Work instructions
Isolate every line in the records below with "this" in it.

━━━━━━━━━━━━━━━━

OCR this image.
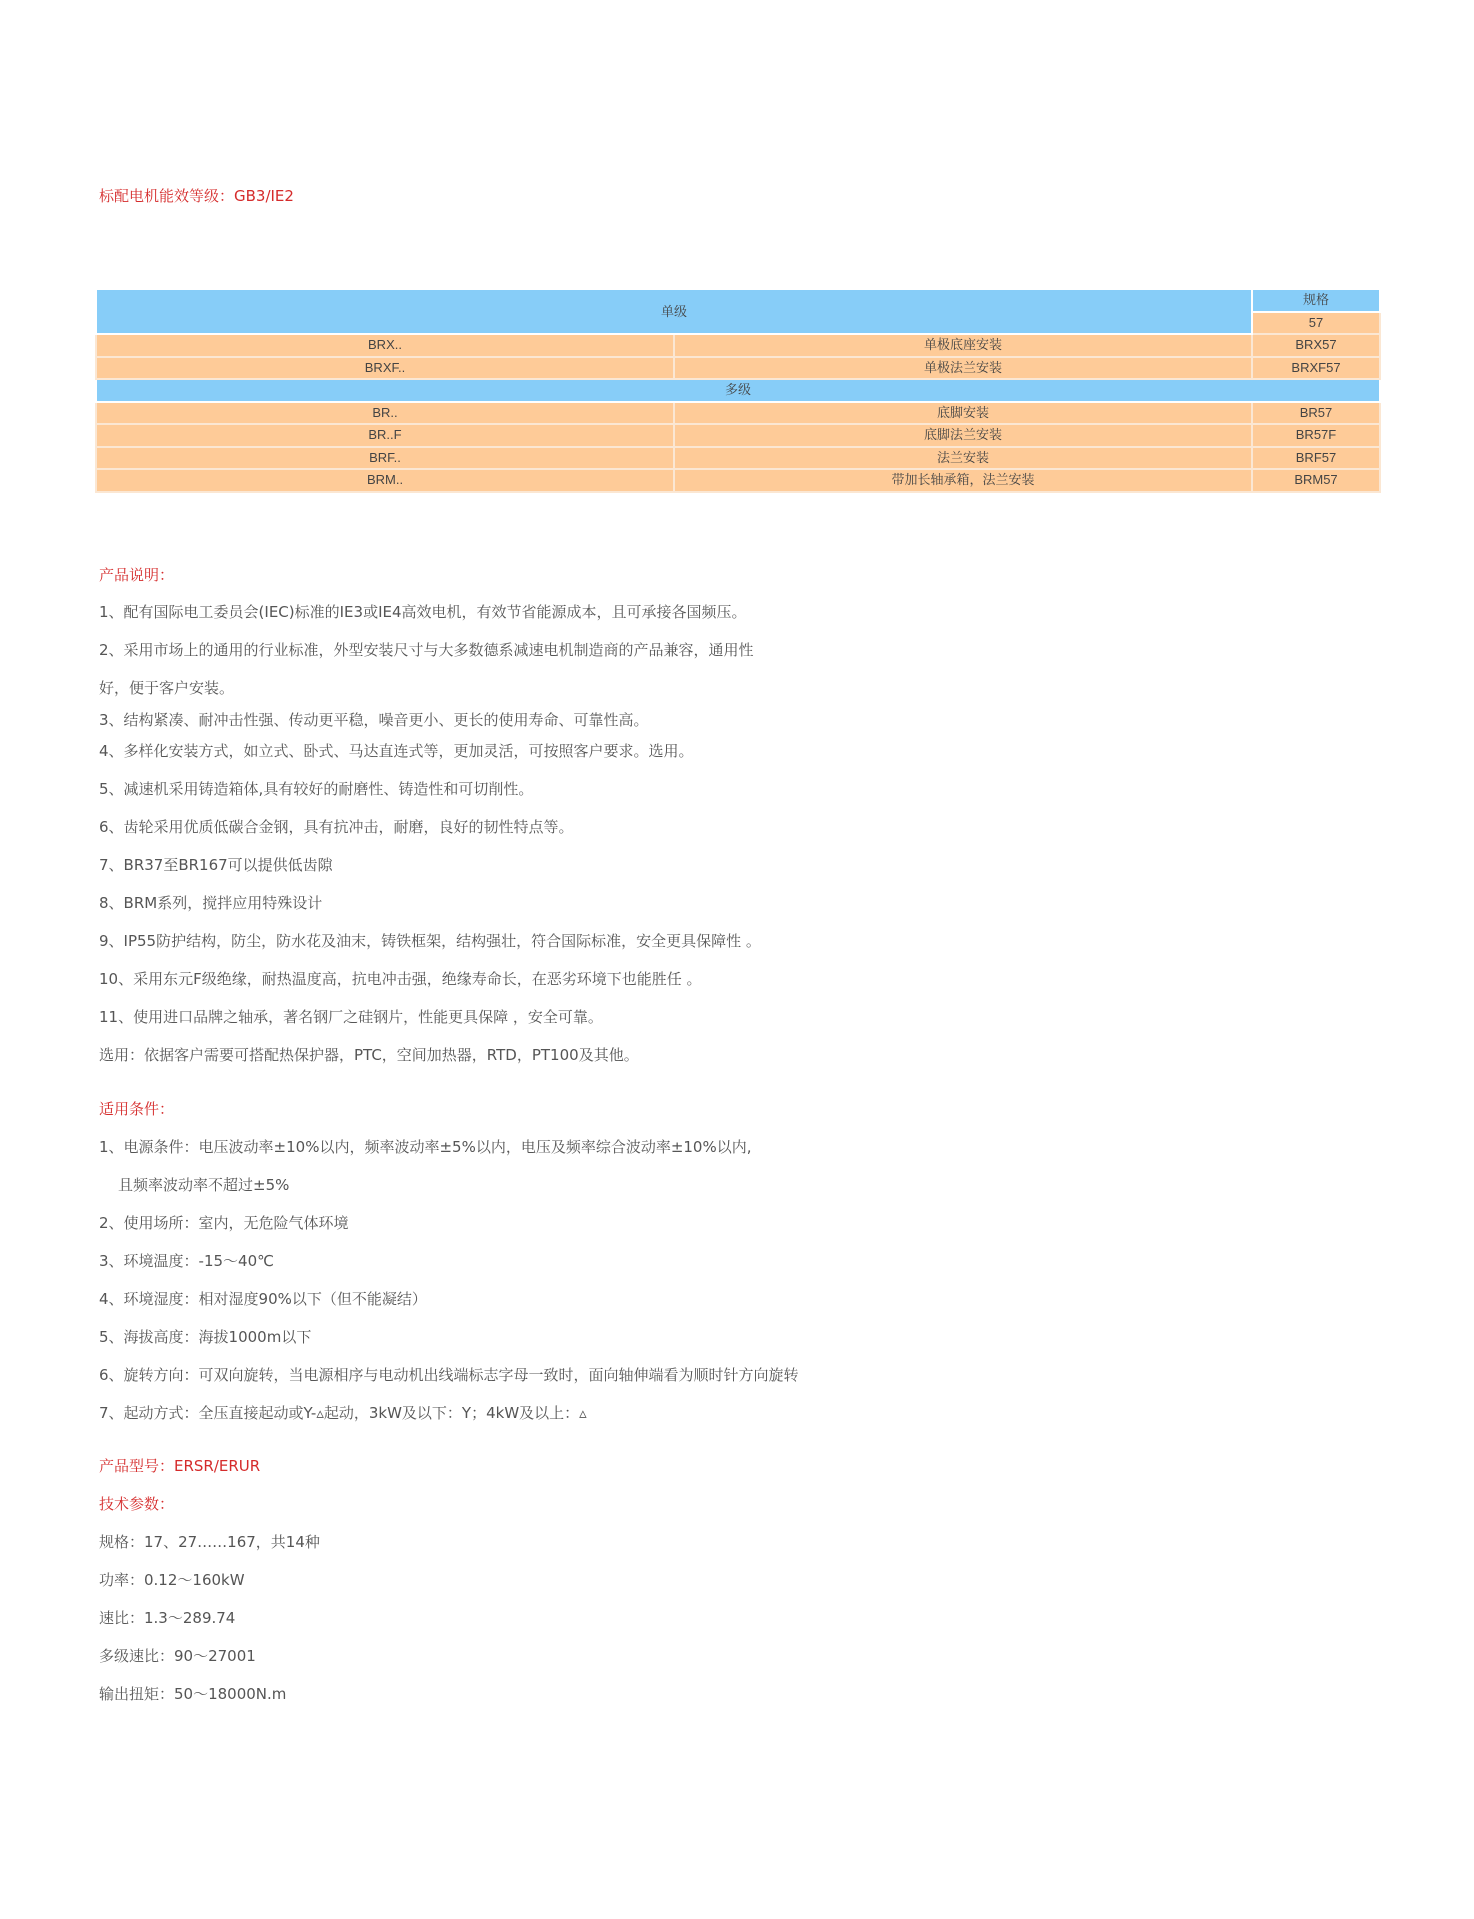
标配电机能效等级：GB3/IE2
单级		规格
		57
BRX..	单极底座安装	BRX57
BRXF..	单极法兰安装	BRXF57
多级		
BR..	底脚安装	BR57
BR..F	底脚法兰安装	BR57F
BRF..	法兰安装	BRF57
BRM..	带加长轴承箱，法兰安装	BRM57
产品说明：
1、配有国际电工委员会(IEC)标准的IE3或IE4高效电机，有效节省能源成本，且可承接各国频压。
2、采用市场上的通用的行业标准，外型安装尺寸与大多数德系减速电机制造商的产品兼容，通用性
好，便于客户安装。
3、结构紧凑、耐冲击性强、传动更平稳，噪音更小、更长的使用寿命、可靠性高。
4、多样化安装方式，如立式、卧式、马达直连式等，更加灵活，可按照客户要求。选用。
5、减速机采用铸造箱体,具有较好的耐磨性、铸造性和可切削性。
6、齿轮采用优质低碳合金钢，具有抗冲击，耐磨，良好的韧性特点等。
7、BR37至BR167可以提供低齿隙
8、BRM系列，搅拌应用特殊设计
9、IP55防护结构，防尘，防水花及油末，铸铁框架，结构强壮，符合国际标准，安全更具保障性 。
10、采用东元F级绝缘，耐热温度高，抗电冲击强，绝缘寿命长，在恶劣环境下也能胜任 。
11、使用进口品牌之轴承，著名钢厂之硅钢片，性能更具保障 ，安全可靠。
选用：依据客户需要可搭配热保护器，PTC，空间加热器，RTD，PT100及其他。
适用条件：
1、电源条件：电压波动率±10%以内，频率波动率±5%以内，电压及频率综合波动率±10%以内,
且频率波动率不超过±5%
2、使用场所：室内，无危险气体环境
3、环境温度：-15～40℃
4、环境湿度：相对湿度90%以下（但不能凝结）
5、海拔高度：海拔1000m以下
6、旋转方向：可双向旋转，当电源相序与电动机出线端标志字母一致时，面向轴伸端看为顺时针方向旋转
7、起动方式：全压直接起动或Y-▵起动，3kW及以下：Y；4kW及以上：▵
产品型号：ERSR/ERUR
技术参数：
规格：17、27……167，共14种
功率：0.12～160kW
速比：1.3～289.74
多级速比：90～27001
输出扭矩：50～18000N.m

━━━━━━━━━━━━━━━━

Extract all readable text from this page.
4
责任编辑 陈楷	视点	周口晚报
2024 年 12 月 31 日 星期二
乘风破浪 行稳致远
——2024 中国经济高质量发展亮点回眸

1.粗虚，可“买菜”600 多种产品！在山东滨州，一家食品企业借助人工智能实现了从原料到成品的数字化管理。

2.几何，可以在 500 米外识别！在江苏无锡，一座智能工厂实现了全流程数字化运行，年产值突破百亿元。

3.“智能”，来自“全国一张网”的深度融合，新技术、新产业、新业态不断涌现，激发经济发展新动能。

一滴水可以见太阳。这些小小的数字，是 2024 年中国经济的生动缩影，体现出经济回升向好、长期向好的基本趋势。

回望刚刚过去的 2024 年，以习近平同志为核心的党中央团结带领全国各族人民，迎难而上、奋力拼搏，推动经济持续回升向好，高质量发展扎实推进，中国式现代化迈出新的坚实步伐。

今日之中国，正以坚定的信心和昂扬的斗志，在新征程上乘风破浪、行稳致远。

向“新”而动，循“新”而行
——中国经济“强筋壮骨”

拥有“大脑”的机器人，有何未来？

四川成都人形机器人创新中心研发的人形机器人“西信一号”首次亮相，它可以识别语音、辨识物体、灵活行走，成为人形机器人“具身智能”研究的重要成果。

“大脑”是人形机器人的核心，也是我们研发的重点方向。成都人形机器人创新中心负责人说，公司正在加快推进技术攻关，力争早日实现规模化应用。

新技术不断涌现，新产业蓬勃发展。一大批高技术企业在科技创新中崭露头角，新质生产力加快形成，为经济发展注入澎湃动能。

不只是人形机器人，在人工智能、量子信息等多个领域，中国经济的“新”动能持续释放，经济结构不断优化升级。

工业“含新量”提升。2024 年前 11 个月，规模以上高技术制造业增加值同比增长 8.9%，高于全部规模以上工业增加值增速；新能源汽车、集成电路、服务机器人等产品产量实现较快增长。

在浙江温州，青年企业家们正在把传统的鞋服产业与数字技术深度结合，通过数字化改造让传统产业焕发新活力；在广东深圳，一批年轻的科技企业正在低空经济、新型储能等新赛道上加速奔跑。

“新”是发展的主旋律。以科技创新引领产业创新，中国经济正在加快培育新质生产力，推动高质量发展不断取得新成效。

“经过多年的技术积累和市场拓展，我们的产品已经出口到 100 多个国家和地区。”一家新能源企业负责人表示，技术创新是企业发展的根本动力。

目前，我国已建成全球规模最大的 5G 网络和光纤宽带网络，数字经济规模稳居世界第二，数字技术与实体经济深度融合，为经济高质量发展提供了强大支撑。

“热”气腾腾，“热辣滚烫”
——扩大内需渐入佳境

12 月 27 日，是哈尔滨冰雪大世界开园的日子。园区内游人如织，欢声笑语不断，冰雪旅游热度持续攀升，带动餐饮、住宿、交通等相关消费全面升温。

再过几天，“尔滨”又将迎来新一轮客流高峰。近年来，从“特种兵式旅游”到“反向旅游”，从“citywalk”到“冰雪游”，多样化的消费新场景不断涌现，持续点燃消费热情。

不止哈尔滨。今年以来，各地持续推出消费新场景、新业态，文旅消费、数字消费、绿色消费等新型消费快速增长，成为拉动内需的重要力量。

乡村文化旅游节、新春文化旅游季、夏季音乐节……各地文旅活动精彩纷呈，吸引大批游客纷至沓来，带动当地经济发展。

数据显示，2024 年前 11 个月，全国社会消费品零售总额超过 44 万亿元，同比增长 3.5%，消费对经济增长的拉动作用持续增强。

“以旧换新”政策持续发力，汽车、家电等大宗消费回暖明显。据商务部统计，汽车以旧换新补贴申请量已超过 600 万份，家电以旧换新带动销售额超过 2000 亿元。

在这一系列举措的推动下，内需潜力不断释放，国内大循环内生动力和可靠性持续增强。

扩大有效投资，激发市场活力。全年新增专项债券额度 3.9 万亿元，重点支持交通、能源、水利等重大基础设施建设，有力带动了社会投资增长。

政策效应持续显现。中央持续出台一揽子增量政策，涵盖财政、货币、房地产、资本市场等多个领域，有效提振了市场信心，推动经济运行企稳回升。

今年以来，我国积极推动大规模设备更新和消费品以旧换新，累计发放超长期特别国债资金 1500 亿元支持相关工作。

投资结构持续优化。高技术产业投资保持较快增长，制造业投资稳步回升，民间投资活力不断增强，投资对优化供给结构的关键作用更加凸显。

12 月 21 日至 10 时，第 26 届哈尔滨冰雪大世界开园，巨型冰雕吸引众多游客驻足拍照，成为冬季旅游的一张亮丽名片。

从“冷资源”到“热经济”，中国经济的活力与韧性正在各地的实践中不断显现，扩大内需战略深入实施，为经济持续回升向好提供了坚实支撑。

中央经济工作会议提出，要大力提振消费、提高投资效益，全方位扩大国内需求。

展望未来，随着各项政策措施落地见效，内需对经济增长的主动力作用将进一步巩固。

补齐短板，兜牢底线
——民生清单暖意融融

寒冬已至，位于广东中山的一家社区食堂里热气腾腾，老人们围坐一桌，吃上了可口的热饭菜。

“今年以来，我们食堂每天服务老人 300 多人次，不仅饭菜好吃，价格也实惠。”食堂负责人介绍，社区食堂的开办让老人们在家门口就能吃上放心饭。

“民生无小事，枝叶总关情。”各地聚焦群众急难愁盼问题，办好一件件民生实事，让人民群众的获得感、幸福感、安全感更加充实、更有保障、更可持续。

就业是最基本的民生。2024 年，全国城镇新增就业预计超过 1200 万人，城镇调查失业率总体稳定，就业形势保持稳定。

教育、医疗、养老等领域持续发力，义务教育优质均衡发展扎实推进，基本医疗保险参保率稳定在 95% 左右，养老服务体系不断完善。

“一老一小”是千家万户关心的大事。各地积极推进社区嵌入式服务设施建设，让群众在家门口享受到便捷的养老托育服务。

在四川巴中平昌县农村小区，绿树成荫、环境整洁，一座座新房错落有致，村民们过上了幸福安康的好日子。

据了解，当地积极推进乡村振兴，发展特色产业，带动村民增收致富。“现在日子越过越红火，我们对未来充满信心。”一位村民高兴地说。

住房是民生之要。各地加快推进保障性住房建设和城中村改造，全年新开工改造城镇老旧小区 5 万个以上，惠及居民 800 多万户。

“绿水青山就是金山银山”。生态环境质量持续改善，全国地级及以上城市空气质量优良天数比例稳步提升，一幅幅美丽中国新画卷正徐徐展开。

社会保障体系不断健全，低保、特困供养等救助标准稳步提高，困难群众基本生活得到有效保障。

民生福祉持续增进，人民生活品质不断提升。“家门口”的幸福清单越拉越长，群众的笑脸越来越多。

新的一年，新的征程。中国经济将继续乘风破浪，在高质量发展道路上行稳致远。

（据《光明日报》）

━━━━━━━━━━━━━━━━

The result
OCR this image.
Extract all readable text from this page.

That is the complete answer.